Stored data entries
_ _ _ _ _

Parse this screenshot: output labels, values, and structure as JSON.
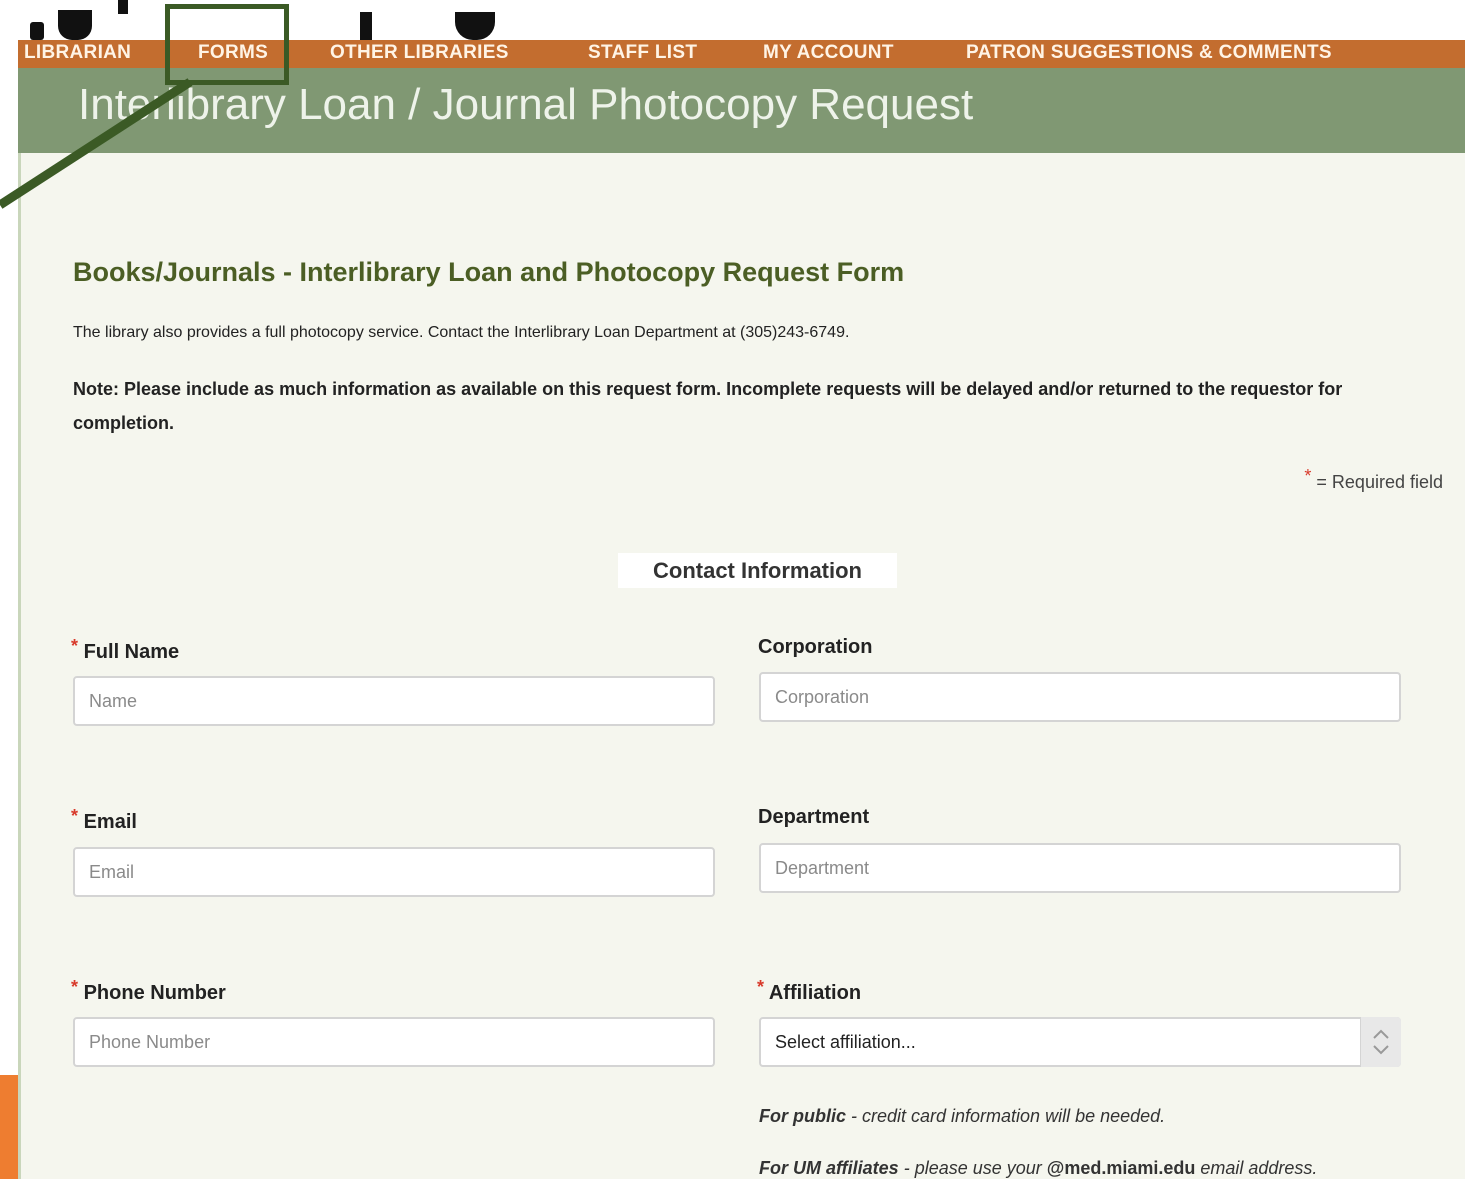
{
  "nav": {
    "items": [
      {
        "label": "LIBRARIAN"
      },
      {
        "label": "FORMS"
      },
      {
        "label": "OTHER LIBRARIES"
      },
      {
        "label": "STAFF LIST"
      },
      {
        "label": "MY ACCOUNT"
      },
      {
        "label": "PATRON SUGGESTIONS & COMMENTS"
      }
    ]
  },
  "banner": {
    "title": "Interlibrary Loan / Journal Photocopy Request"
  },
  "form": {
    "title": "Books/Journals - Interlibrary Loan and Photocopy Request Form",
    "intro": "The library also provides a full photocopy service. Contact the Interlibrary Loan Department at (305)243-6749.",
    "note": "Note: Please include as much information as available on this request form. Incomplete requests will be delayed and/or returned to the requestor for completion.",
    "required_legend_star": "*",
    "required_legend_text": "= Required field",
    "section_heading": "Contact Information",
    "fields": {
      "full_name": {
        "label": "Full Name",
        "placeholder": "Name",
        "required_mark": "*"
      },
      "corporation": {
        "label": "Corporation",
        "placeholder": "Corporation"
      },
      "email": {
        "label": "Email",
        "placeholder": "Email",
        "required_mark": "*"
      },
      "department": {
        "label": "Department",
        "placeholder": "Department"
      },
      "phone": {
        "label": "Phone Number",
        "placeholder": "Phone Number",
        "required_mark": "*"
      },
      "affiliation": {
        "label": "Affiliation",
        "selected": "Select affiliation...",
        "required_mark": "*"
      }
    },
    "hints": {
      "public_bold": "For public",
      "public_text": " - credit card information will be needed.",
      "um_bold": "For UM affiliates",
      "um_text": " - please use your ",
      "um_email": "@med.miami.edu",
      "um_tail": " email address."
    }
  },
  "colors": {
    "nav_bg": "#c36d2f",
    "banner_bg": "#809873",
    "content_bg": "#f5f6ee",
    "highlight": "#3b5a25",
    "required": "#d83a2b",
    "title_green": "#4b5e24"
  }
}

_ _ _ _ _

**What you should do**
Take the data above and repeat it exactly, leaving each picture out.

**Task result**
Parse this screenshot: output labels, values, and structure as JSON.
{
  "nav": {
    "items": [
      {
        "label": "LIBRARIAN"
      },
      {
        "label": "FORMS"
      },
      {
        "label": "OTHER LIBRARIES"
      },
      {
        "label": "STAFF LIST"
      },
      {
        "label": "MY ACCOUNT"
      },
      {
        "label": "PATRON SUGGESTIONS & COMMENTS"
      }
    ]
  },
  "banner": {
    "title": "Interlibrary Loan / Journal Photocopy Request"
  },
  "form": {
    "title": "Books/Journals - Interlibrary Loan and Photocopy Request Form",
    "intro": "The library also provides a full photocopy service. Contact the Interlibrary Loan Department at (305)243-6749.",
    "note": "Note: Please include as much information as available on this request form. Incomplete requests will be delayed and/or returned to the requestor for completion.",
    "required_legend_star": "*",
    "required_legend_text": "= Required field",
    "section_heading": "Contact Information",
    "fields": {
      "full_name": {
        "label": "Full Name",
        "placeholder": "Name",
        "required_mark": "*"
      },
      "corporation": {
        "label": "Corporation",
        "placeholder": "Corporation"
      },
      "email": {
        "label": "Email",
        "placeholder": "Email",
        "required_mark": "*"
      },
      "department": {
        "label": "Department",
        "placeholder": "Department"
      },
      "phone": {
        "label": "Phone Number",
        "placeholder": "Phone Number",
        "required_mark": "*"
      },
      "affiliation": {
        "label": "Affiliation",
        "selected": "Select affiliation...",
        "required_mark": "*"
      }
    },
    "hints": {
      "public_bold": "For public",
      "public_text": " - credit card information will be needed.",
      "um_bold": "For UM affiliates",
      "um_text": " - please use your ",
      "um_email": "@med.miami.edu",
      "um_tail": " email address."
    }
  },
  "colors": {
    "nav_bg": "#c36d2f",
    "banner_bg": "#809873",
    "content_bg": "#f5f6ee",
    "highlight": "#3b5a25",
    "required": "#d83a2b",
    "title_green": "#4b5e24"
  }
}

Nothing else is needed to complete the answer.